* [TASK BRIEF] Check every line below for the word "دولة" and copy the ones that have it.

------

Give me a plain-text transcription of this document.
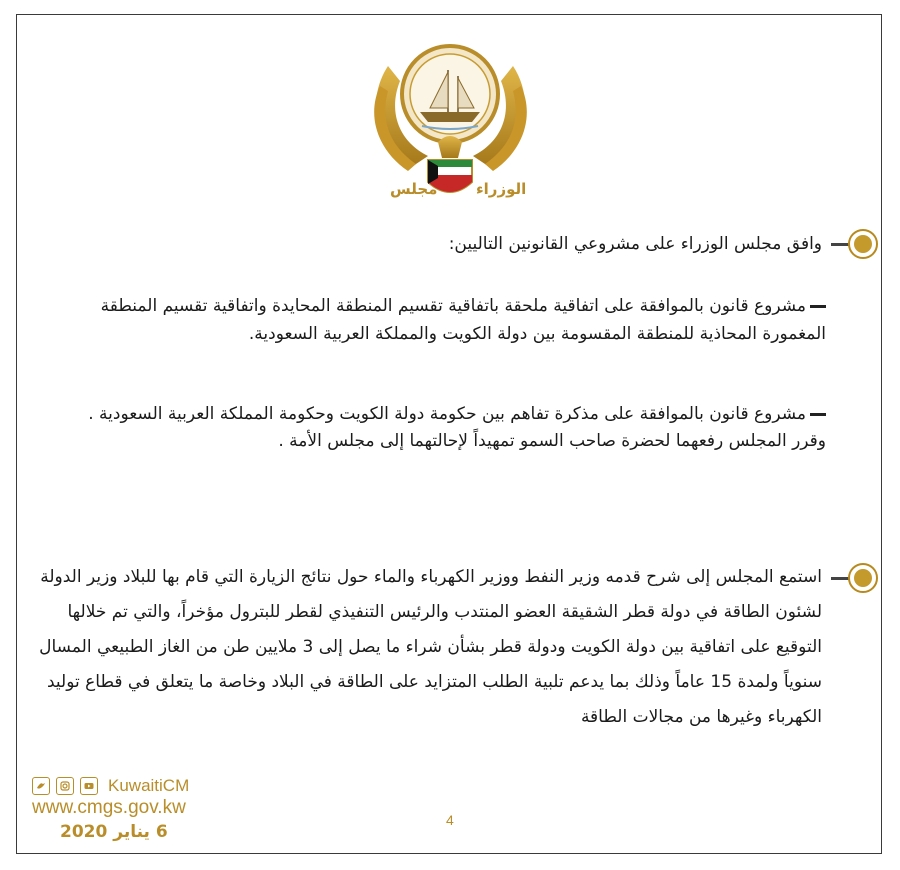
مجلس	الوزراء
وافق مجلس الوزراء على مشروعي القانونين التاليين:
مشروع قانون بالموافقة على اتفاقية ملحقة باتفاقية تقسيم المنطقة المحايدة واتفاقية تقسيم المنطقة المغمورة المحاذية للمنطقة المقسومة بين دولة الكويت والمملكة العربية السعودية.
مشروع قانون بالموافقة على مذكرة تفاهم بين حكومة دولة الكويت وحكومة المملكة العربية السعودية .
وقرر المجلس رفعهما لحضرة صاحب السمو تمهيداً لإحالتهما إلى مجلس الأمة .
استمع المجلس إلى شرح قدمه وزير النفط ووزير الكهرباء والماء حول نتائج الزيارة التي قام بها للبلاد وزير الدولة لشئون الطاقة في دولة قطر الشقيقة العضو المنتدب والرئيس التنفيذي لقطر للبترول مؤخراً، والتي تم خلالها التوقيع على اتفاقية بين دولة الكويت ودولة قطر بشأن شراء ما يصل إلى 3 ملايين طن من الغاز الطبيعي المسال سنوياً ولمدة 15 عاماً وذلك بما يدعم تلبية الطلب المتزايد على الطاقة في البلاد وخاصة ما يتعلق في قطاع توليد الكهرباء وغيرها من مجالات الطاقة
KuwaitiCM
www.cmgs.gov.kw
6 يناير 2020
4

------

* [RESULT]
مشروع قانون بالموافقة على اتفاقية ملحقة باتفاقية تقسيم المنطقة المحايدة واتفاقية تقسيم المنطقة المغمورة المحاذية للمنطقة المقسومة بين دولة الكويت والمملكة العربية السعودية.
مشروع قانون بالموافقة على مذكرة تفاهم بين حكومة دولة الكويت وحكومة المملكة العربية السعودية .
استمع المجلس إلى شرح قدمه وزير النفط ووزير الكهرباء والماء حول نتائج الزيارة التي قام بها للبلاد وزير الدولة لشئون الطاقة في دولة قطر الشقيقة العضو المنتدب والرئيس التنفيذي لقطر للبترول مؤخراً، والتي تم خلالها التوقيع على اتفاقية بين دولة الكويت ودولة قطر بشأن شراء ما يصل إلى 3 ملايين طن من الغاز الطبيعي المسال سنوياً ولمدة 15 عاماً وذلك بما يدعم تلبية الطلب المتزايد على الطاقة في البلاد وخاصة ما يتعلق في قطاع توليد الكهرباء وغيرها من مجالات الطاقة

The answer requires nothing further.